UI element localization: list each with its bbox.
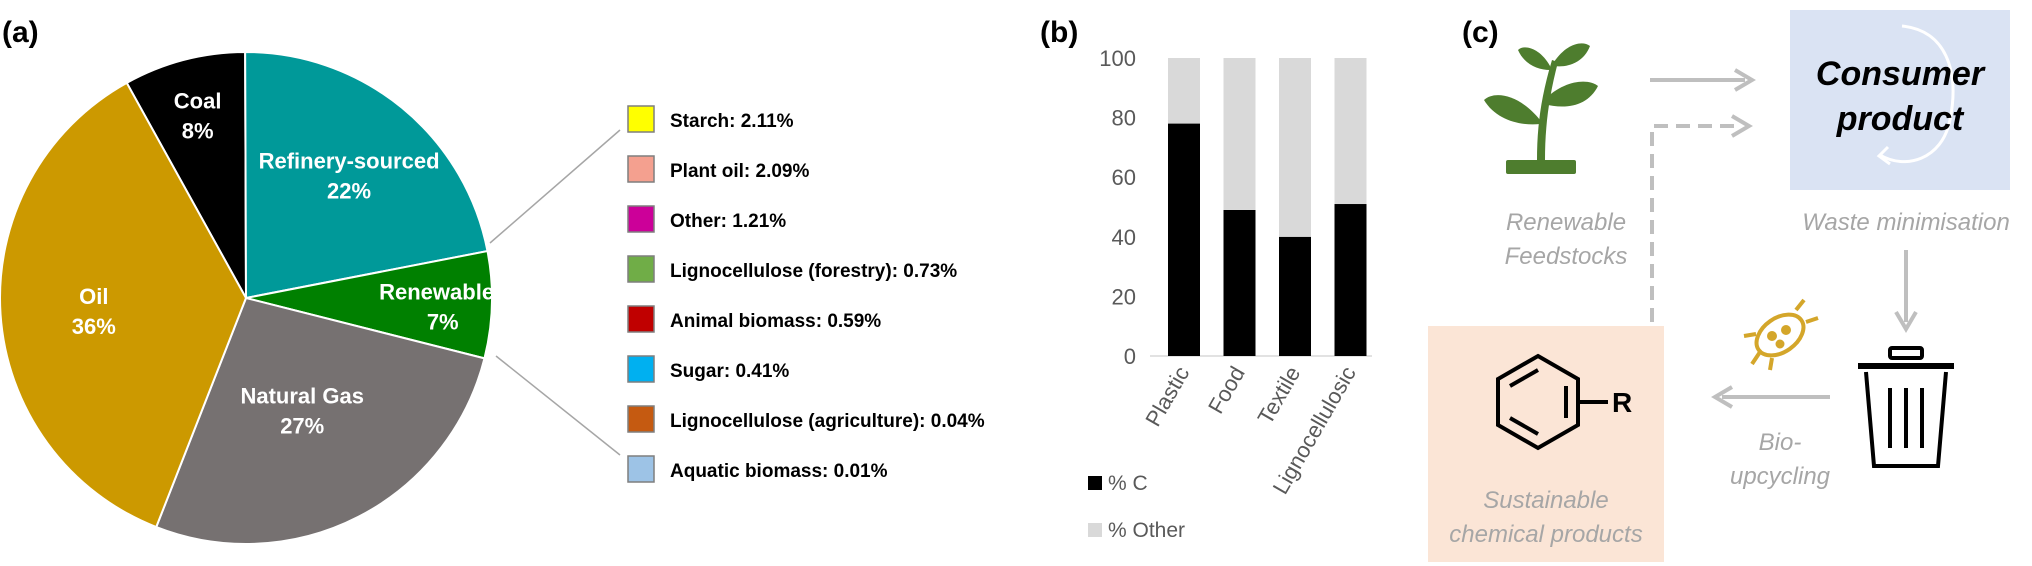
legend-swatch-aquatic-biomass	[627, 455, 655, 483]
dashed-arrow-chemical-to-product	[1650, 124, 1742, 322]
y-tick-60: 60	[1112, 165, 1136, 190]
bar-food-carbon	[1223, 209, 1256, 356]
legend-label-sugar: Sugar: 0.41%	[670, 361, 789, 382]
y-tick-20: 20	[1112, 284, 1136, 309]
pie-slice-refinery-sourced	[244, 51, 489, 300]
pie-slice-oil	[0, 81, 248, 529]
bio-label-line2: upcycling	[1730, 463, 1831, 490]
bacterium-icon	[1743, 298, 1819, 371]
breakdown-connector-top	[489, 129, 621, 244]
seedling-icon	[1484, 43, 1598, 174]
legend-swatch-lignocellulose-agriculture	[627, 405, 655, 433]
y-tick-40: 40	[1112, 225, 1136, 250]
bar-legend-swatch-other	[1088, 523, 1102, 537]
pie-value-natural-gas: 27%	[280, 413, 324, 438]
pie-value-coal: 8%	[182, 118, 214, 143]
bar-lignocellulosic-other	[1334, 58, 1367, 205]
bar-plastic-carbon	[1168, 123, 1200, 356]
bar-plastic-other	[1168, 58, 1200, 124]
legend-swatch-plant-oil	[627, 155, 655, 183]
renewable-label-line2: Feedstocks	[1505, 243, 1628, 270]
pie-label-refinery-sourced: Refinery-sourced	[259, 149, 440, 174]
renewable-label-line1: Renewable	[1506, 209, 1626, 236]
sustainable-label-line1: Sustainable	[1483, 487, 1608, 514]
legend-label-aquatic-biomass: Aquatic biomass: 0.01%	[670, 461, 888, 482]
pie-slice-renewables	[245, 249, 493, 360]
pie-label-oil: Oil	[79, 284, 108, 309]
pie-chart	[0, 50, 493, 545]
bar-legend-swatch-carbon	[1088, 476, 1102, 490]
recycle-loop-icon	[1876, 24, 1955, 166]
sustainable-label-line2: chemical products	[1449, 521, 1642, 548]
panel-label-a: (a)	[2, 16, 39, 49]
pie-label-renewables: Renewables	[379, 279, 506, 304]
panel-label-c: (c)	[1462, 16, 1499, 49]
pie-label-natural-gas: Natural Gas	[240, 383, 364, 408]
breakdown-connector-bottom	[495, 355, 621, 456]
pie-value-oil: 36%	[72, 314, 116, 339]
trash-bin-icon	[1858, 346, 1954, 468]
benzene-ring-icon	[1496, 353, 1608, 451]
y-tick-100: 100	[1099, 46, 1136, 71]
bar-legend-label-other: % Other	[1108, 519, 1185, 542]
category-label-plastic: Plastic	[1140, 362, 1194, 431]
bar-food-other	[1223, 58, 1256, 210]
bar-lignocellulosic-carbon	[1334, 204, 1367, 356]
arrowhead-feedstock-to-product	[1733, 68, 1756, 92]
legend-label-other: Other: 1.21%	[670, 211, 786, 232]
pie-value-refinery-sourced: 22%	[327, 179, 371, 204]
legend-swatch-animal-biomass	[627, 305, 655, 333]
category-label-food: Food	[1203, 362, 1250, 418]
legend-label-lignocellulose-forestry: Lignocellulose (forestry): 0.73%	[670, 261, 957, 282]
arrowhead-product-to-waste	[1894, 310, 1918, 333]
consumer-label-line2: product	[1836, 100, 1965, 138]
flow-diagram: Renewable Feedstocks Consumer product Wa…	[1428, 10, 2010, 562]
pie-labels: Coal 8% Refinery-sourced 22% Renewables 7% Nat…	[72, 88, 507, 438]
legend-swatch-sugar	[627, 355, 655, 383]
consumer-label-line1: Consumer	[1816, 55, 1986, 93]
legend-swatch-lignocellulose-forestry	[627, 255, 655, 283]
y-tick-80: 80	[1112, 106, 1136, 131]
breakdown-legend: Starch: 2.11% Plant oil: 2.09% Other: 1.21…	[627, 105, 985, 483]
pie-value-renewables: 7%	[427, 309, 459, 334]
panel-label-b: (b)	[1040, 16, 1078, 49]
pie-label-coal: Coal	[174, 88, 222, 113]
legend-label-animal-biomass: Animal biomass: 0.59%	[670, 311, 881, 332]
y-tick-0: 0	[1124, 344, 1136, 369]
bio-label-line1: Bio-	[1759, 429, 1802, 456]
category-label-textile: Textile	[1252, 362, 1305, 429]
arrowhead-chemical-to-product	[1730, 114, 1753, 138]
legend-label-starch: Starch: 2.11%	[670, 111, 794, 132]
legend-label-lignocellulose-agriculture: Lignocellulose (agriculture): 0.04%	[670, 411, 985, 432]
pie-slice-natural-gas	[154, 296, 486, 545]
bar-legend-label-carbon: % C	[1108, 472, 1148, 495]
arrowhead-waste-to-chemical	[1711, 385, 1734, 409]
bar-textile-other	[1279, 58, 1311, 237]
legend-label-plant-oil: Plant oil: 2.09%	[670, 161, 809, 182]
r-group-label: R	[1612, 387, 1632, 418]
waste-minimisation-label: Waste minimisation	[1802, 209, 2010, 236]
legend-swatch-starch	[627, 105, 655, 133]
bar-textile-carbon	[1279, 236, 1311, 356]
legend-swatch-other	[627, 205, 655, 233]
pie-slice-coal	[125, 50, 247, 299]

* * * *

**Assignment**:
Search the material for the word "Feedstocks" and copy every matching line.

**Answer**:
renewable-label-line2: Feedstocks	[1505, 243, 1628, 270]
flow-diagram: Renewable Feedstocks Consumer product Wa…	[1428, 10, 2010, 562]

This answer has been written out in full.